> WHAT IS REQUIRED
Output every line exactly as written. Leave out pictures.

> MATERIAL FOR THE TASK

## Begin

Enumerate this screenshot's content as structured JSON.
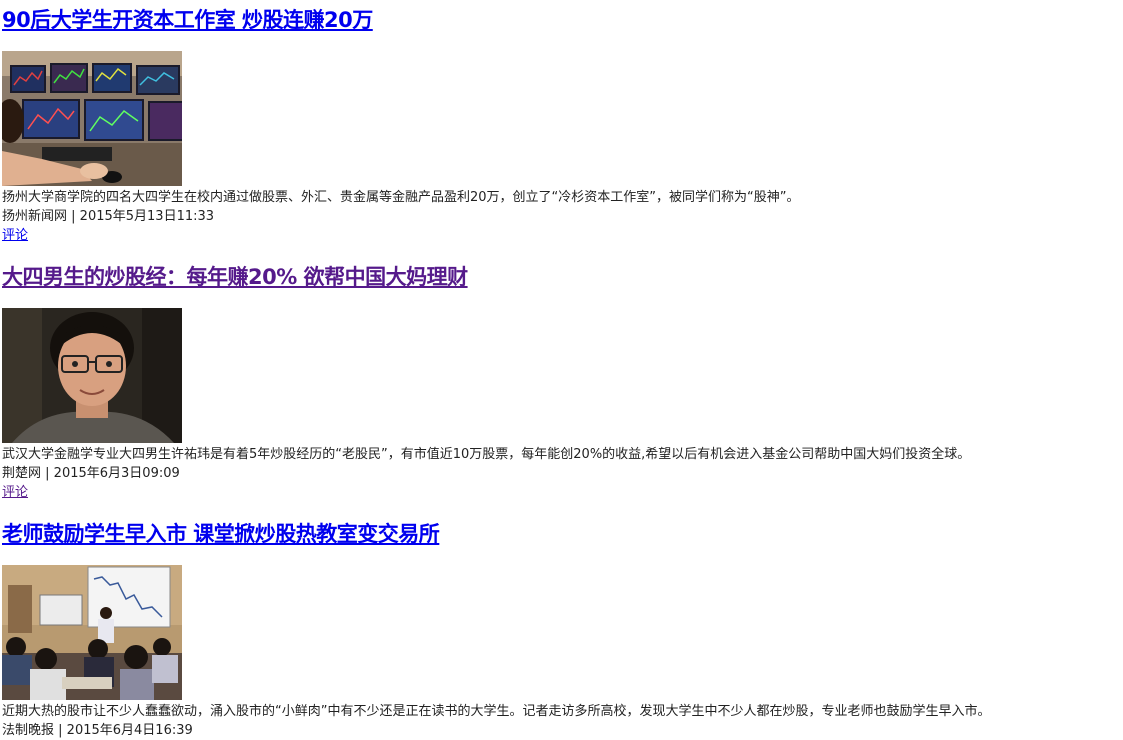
{
  "articles": [
    {
      "title": "90后大学生开资本工作室 炒股连赚20万",
      "title_state": "unvisited",
      "image": "trading-monitors",
      "summary": "扬州大学商学院的四名大四学生在校内通过做股票、外汇、贵金属等金融产品盈利20万，创立了“冷杉资本工作室”，被同学们称为“股神”。",
      "source": "扬州新闻网",
      "separator": "|",
      "time": "2015年5月13日11:33",
      "comment_label": "评论",
      "comment_state": "unvisited"
    },
    {
      "title": "大四男生的炒股经：每年赚20% 欲帮中国大妈理财",
      "title_state": "visited",
      "image": "student-portrait",
      "summary": "武汉大学金融学专业大四男生许祐玮是有着5年炒股经历的“老股民”，有市值近10万股票，每年能创20%的收益,希望以后有机会进入基金公司帮助中国大妈们投资全球。",
      "source": "荆楚网",
      "separator": "|",
      "time": "2015年6月3日09:09",
      "comment_label": "评论",
      "comment_state": "visited"
    },
    {
      "title": "老师鼓励学生早入市 课堂掀炒股热教室变交易所",
      "title_state": "unvisited",
      "image": "classroom-lecture",
      "summary": "近期大热的股市让不少人蠢蠢欲动，涌入股市的“小鲜肉”中有不少还是正在读书的大学生。记者走访多所高校，发现大学生中不少人都在炒股，专业老师也鼓励学生早入市。",
      "source": "法制晚报",
      "separator": "|",
      "time": "2015年6月4日16:39"
    }
  ]
}
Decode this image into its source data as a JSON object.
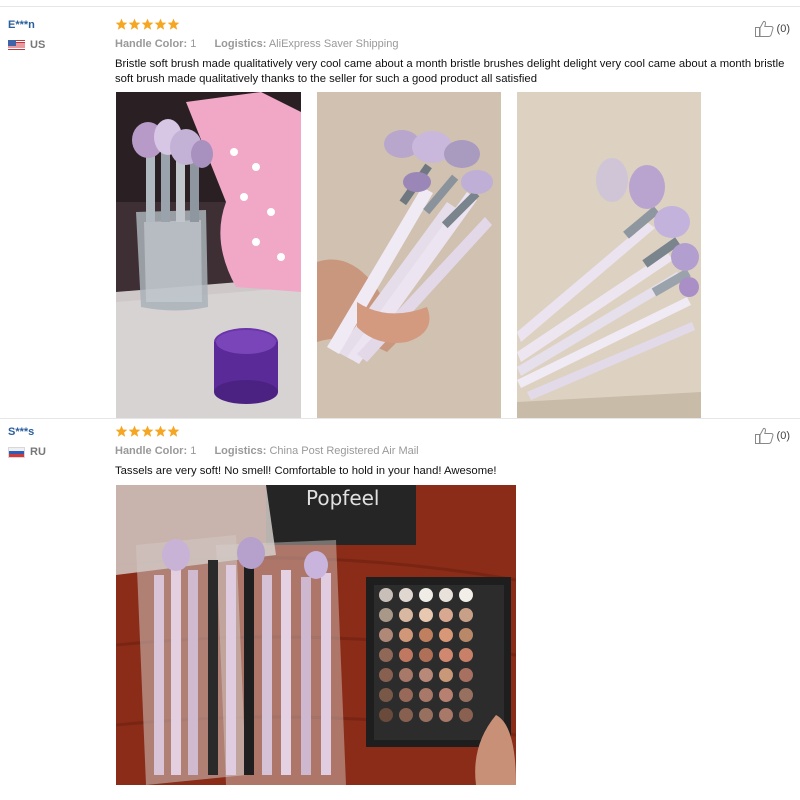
{
  "reviews": [
    {
      "user": "E***n",
      "country": "US",
      "rating": 5,
      "handle_color_label": "Handle Color:",
      "handle_color_value": "1",
      "logistics_label": "Logistics:",
      "logistics_value": "AliExpress Saver Shipping",
      "text": "Bristle soft brush made qualitatively very cool came about a month bristle brushes delight delight very cool came about a month bristle soft brush made qualitatively thanks to the seller for such a good product all satisfied",
      "helpful_count": "(0)",
      "photos": [
        {
          "name": "brushes-in-glass-jar"
        },
        {
          "name": "brushes-in-hand"
        },
        {
          "name": "brushes-fanned-out"
        }
      ]
    },
    {
      "user": "S***s",
      "country": "RU",
      "rating": 5,
      "handle_color_label": "Handle Color:",
      "handle_color_value": "1",
      "logistics_label": "Logistics:",
      "logistics_value": "China Post Registered Air Mail",
      "text": "Tassels are very soft! No smell! Comfortable to hold in your hand! Awesome!",
      "helpful_count": "(0)",
      "photos": [
        {
          "name": "brushes-and-eyeshadow-palette",
          "box_text": "Popfeel"
        }
      ]
    }
  ],
  "colors": {
    "star": "#f5a623",
    "username": "#2b5e9d",
    "meta": "#999999",
    "text": "#111111"
  }
}
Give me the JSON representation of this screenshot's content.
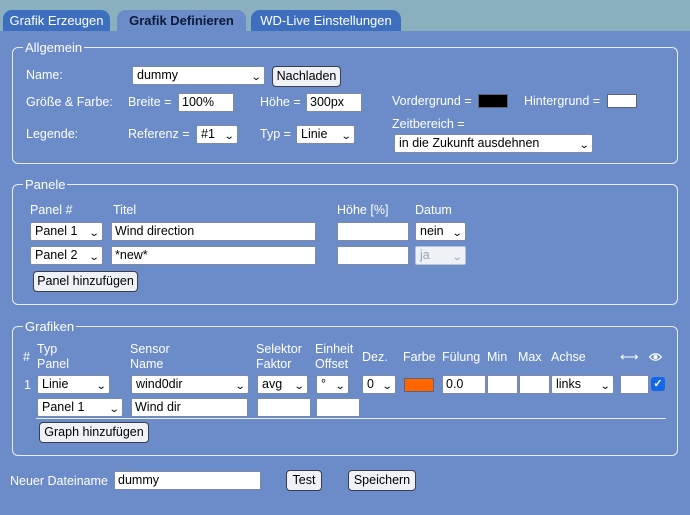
{
  "tabs": [
    {
      "label": "Grafik Erzeugen"
    },
    {
      "label": "Grafik Definieren"
    },
    {
      "label": "WD-Live Einstellungen"
    }
  ],
  "allgemein": {
    "legend": "Allgemein",
    "name_label": "Name:",
    "name_value": "dummy",
    "reload_button": "Nachladen",
    "size_color_label": "Größe & Farbe:",
    "width_label": "Breite =",
    "width_value": "100%",
    "height_label": "Höhe =",
    "height_value": "300px",
    "foreground_label": "Vordergrund =",
    "foreground_color": "#000000",
    "background_label": "Hintergrund =",
    "background_color": "#ffffff",
    "legend_label": "Legende:",
    "reference_label": "Referenz =",
    "reference_value": "#1",
    "type_label": "Typ =",
    "type_value": "Linie",
    "timerange_label": "Zeitbereich =",
    "timerange_value": "in die Zukunft ausdehnen"
  },
  "panele": {
    "legend": "Panele",
    "headers": {
      "panel": "Panel #",
      "title": "Titel",
      "height": "Höhe [%]",
      "date": "Datum"
    },
    "rows": [
      {
        "panel": "Panel 1",
        "title": "Wind direction",
        "height": "",
        "date": "nein"
      },
      {
        "panel": "Panel 2",
        "title": "*new*",
        "height": "",
        "date": "ja"
      }
    ],
    "add_button": "Panel hinzufügen"
  },
  "grafiken": {
    "legend": "Grafiken",
    "headers": {
      "index": "#",
      "type": "Typ",
      "panel": "Panel",
      "sensor": "Sensor",
      "name": "Name",
      "selector": "Selektor",
      "factor": "Faktor",
      "unit": "Einheit",
      "offset": "Offset",
      "decimals": "Dez.",
      "color": "Farbe",
      "fill": "Fülung",
      "min": "Min",
      "max": "Max",
      "axis": "Achse"
    },
    "row": {
      "index": "1",
      "type": "Linie",
      "panel": "Panel 1",
      "sensor": "wind0dir",
      "name": "Wind dir",
      "selector": "avg",
      "factor": "",
      "unit": "°",
      "offset": "",
      "decimals": "0",
      "color": "#ff6600",
      "fill": "0.0",
      "min": "",
      "max": "",
      "axis": "links",
      "width": "",
      "visible": true
    },
    "add_button": "Graph hinzufügen"
  },
  "footer": {
    "filename_label": "Neuer Dateiname",
    "filename_value": "dummy",
    "test_button": "Test",
    "save_button": "Speichern"
  },
  "icons": {
    "width": "arrows-horizontal-icon",
    "visible": "eye-icon",
    "checkbox": "checkmark-icon"
  }
}
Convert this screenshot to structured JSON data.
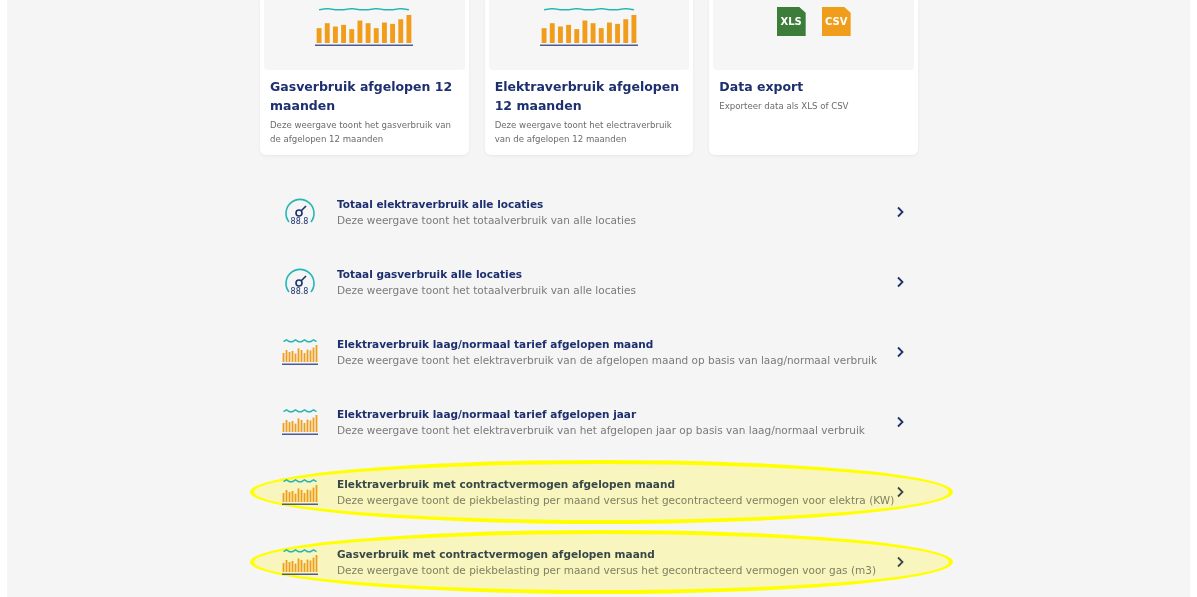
{
  "cards": [
    {
      "kind": "chart",
      "title": "Gasverbruik afgelopen 12 maanden",
      "description": "Deze weergave toont het gasverbruik van de afgelopen 12 maanden"
    },
    {
      "kind": "chart",
      "title": "Elektraverbruik afgelopen 12 maanden",
      "description": "Deze weergave toont het electraverbruik van de afgelopen 12 maanden"
    },
    {
      "kind": "export",
      "title": "Data export",
      "description": "Exporteer data als XLS of CSV",
      "badges": [
        "XLS",
        "CSV"
      ]
    }
  ],
  "reports": [
    {
      "kind": "gauge",
      "gauge_reading": "88.8",
      "title": "Totaal elektraverbruik alle locaties",
      "description": "Deze weergave toont het totaalverbruik van alle locaties",
      "highlighted": false
    },
    {
      "kind": "gauge",
      "gauge_reading": "88.8",
      "title": "Totaal gasverbruik alle locaties",
      "description": "Deze weergave toont het totaalverbruik van alle locaties",
      "highlighted": false
    },
    {
      "kind": "chart",
      "title": "Elektraverbruik laag/normaal tarief afgelopen maand",
      "description": "Deze weergave toont het elektraverbruik van de afgelopen maand op basis van laag/normaal verbruik",
      "highlighted": false
    },
    {
      "kind": "chart",
      "title": "Elektraverbruik laag/normaal tarief afgelopen jaar",
      "description": "Deze weergave toont het elektraverbruik van het afgelopen jaar op basis van laag/normaal verbruik",
      "highlighted": false
    },
    {
      "kind": "chart",
      "title": "Elektraverbruik met contractvermogen afgelopen maand",
      "description": "Deze weergave toont de piekbelasting per maand versus het gecontracteerd vermogen voor elektra (KW)",
      "highlighted": true
    },
    {
      "kind": "chart",
      "title": "Gasverbruik met contractvermogen afgelopen maand",
      "description": "Deze weergave toont de piekbelasting per maand versus het gecontracteerd vermogen voor gas (m3)",
      "highlighted": true
    }
  ]
}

## End

> THE SOLUTION
Enumerate this screenshot's content as structured JSON.
{
  "articles": [
    {
      "title": "90后大学生开资本工作室 炒股连赚20万",
      "title_state": "unvisited",
      "image": "trading-monitors",
      "summary": "扬州大学商学院的四名大四学生在校内通过做股票、外汇、贵金属等金融产品盈利20万，创立了“冷杉资本工作室”，被同学们称为“股神”。",
      "source": "扬州新闻网",
      "separator": "|",
      "time": "2015年5月13日11:33",
      "comment_label": "评论",
      "comment_state": "unvisited"
    },
    {
      "title": "大四男生的炒股经：每年赚20% 欲帮中国大妈理财",
      "title_state": "visited",
      "image": "student-portrait",
      "summary": "武汉大学金融学专业大四男生许祐玮是有着5年炒股经历的“老股民”，有市值近10万股票，每年能创20%的收益,希望以后有机会进入基金公司帮助中国大妈们投资全球。",
      "source": "荆楚网",
      "separator": "|",
      "time": "2015年6月3日09:09",
      "comment_label": "评论",
      "comment_state": "visited"
    },
    {
      "title": "老师鼓励学生早入市 课堂掀炒股热教室变交易所",
      "title_state": "unvisited",
      "image": "classroom-lecture",
      "summary": "近期大热的股市让不少人蠢蠢欲动，涌入股市的“小鲜肉”中有不少还是正在读书的大学生。记者走访多所高校，发现大学生中不少人都在炒股，专业老师也鼓励学生早入市。",
      "source": "法制晚报",
      "separator": "|",
      "time": "2015年6月4日16:39"
    }
  ]
}
Decode this image into its source data as a JSON object.
{
  "reviews": [
    {
      "user": "E***n",
      "country": "US",
      "rating": 5,
      "handle_color_label": "Handle Color:",
      "handle_color_value": "1",
      "logistics_label": "Logistics:",
      "logistics_value": "AliExpress Saver Shipping",
      "text": "Bristle soft brush made qualitatively very cool came about a month bristle brushes delight delight very cool came about a month bristle soft brush made qualitatively thanks to the seller for such a good product all satisfied",
      "helpful_count": "(0)",
      "photos": [
        {
          "name": "brushes-in-glass-jar"
        },
        {
          "name": "brushes-in-hand"
        },
        {
          "name": "brushes-fanned-out"
        }
      ]
    },
    {
      "user": "S***s",
      "country": "RU",
      "rating": 5,
      "handle_color_label": "Handle Color:",
      "handle_color_value": "1",
      "logistics_label": "Logistics:",
      "logistics_value": "China Post Registered Air Mail",
      "text": "Tassels are very soft! No smell! Comfortable to hold in your hand! Awesome!",
      "helpful_count": "(0)",
      "photos": [
        {
          "name": "brushes-and-eyeshadow-palette",
          "box_text": "Popfeel"
        }
      ]
    }
  ],
  "colors": {
    "star": "#f5a623",
    "username": "#2b5e9d",
    "meta": "#999999",
    "text": "#111111"
  }
}
Give me the JSON representation of this screenshot's content.
{
  "tabs": [
    {
      "label": "Grafik Erzeugen"
    },
    {
      "label": "Grafik Definieren"
    },
    {
      "label": "WD-Live Einstellungen"
    }
  ],
  "allgemein": {
    "legend": "Allgemein",
    "name_label": "Name:",
    "name_value": "dummy",
    "reload_button": "Nachladen",
    "size_color_label": "Größe & Farbe:",
    "width_label": "Breite =",
    "width_value": "100%",
    "height_label": "Höhe =",
    "height_value": "300px",
    "foreground_label": "Vordergrund =",
    "foreground_color": "#000000",
    "background_label": "Hintergrund =",
    "background_color": "#ffffff",
    "legend_label": "Legende:",
    "reference_label": "Referenz =",
    "reference_value": "#1",
    "type_label": "Typ =",
    "type_value": "Linie",
    "timerange_label": "Zeitbereich =",
    "timerange_value": "in die Zukunft ausdehnen"
  },
  "panele": {
    "legend": "Panele",
    "headers": {
      "panel": "Panel #",
      "title": "Titel",
      "height": "Höhe [%]",
      "date": "Datum"
    },
    "rows": [
      {
        "panel": "Panel 1",
        "title": "Wind direction",
        "height": "",
        "date": "nein"
      },
      {
        "panel": "Panel 2",
        "title": "*new*",
        "height": "",
        "date": "ja"
      }
    ],
    "add_button": "Panel hinzufügen"
  },
  "grafiken": {
    "legend": "Grafiken",
    "headers": {
      "index": "#",
      "type": "Typ",
      "panel": "Panel",
      "sensor": "Sensor",
      "name": "Name",
      "selector": "Selektor",
      "factor": "Faktor",
      "unit": "Einheit",
      "offset": "Offset",
      "decimals": "Dez.",
      "color": "Farbe",
      "fill": "Fülung",
      "min": "Min",
      "max": "Max",
      "axis": "Achse"
    },
    "row": {
      "index": "1",
      "type": "Linie",
      "panel": "Panel 1",
      "sensor": "wind0dir",
      "name": "Wind dir",
      "selector": "avg",
      "factor": "",
      "unit": "°",
      "offset": "",
      "decimals": "0",
      "color": "#ff6600",
      "fill": "0.0",
      "min": "",
      "max": "",
      "axis": "links",
      "width": "",
      "visible": true
    },
    "add_button": "Graph hinzufügen"
  },
  "footer": {
    "filename_label": "Neuer Dateiname",
    "filename_value": "dummy",
    "test_button": "Test",
    "save_button": "Speichern"
  },
  "icons": {
    "width": "arrows-horizontal-icon",
    "visible": "eye-icon",
    "checkbox": "checkmark-icon"
  }
}
Convert this screenshot to structured JSON data.
{
  "cards": [
    {
      "kind": "chart",
      "title": "Gasverbruik afgelopen 12 maanden",
      "description": "Deze weergave toont het gasverbruik van de afgelopen 12 maanden"
    },
    {
      "kind": "chart",
      "title": "Elektraverbruik afgelopen 12 maanden",
      "description": "Deze weergave toont het electraverbruik van de afgelopen 12 maanden"
    },
    {
      "kind": "export",
      "title": "Data export",
      "description": "Exporteer data als XLS of CSV",
      "badges": [
        "XLS",
        "CSV"
      ]
    }
  ],
  "reports": [
    {
      "kind": "gauge",
      "gauge_reading": "88.8",
      "title": "Totaal elektraverbruik alle locaties",
      "description": "Deze weergave toont het totaalverbruik van alle locaties",
      "highlighted": false
    },
    {
      "kind": "gauge",
      "gauge_reading": "88.8",
      "title": "Totaal gasverbruik alle locaties",
      "description": "Deze weergave toont het totaalverbruik van alle locaties",
      "highlighted": false
    },
    {
      "kind": "chart",
      "title": "Elektraverbruik laag/normaal tarief afgelopen maand",
      "description": "Deze weergave toont het elektraverbruik van de afgelopen maand op basis van laag/normaal verbruik",
      "highlighted": false
    },
    {
      "kind": "chart",
      "title": "Elektraverbruik laag/normaal tarief afgelopen jaar",
      "description": "Deze weergave toont het elektraverbruik van het afgelopen jaar op basis van laag/normaal verbruik",
      "highlighted": false
    },
    {
      "kind": "chart",
      "title": "Elektraverbruik met contractvermogen afgelopen maand",
      "description": "Deze weergave toont de piekbelasting per maand versus het gecontracteerd vermogen voor elektra (KW)",
      "highlighted": true
    },
    {
      "kind": "chart",
      "title": "Gasverbruik met contractvermogen afgelopen maand",
      "description": "Deze weergave toont de piekbelasting per maand versus het gecontracteerd vermogen voor gas (m3)",
      "highlighted": true
    }
  ]
}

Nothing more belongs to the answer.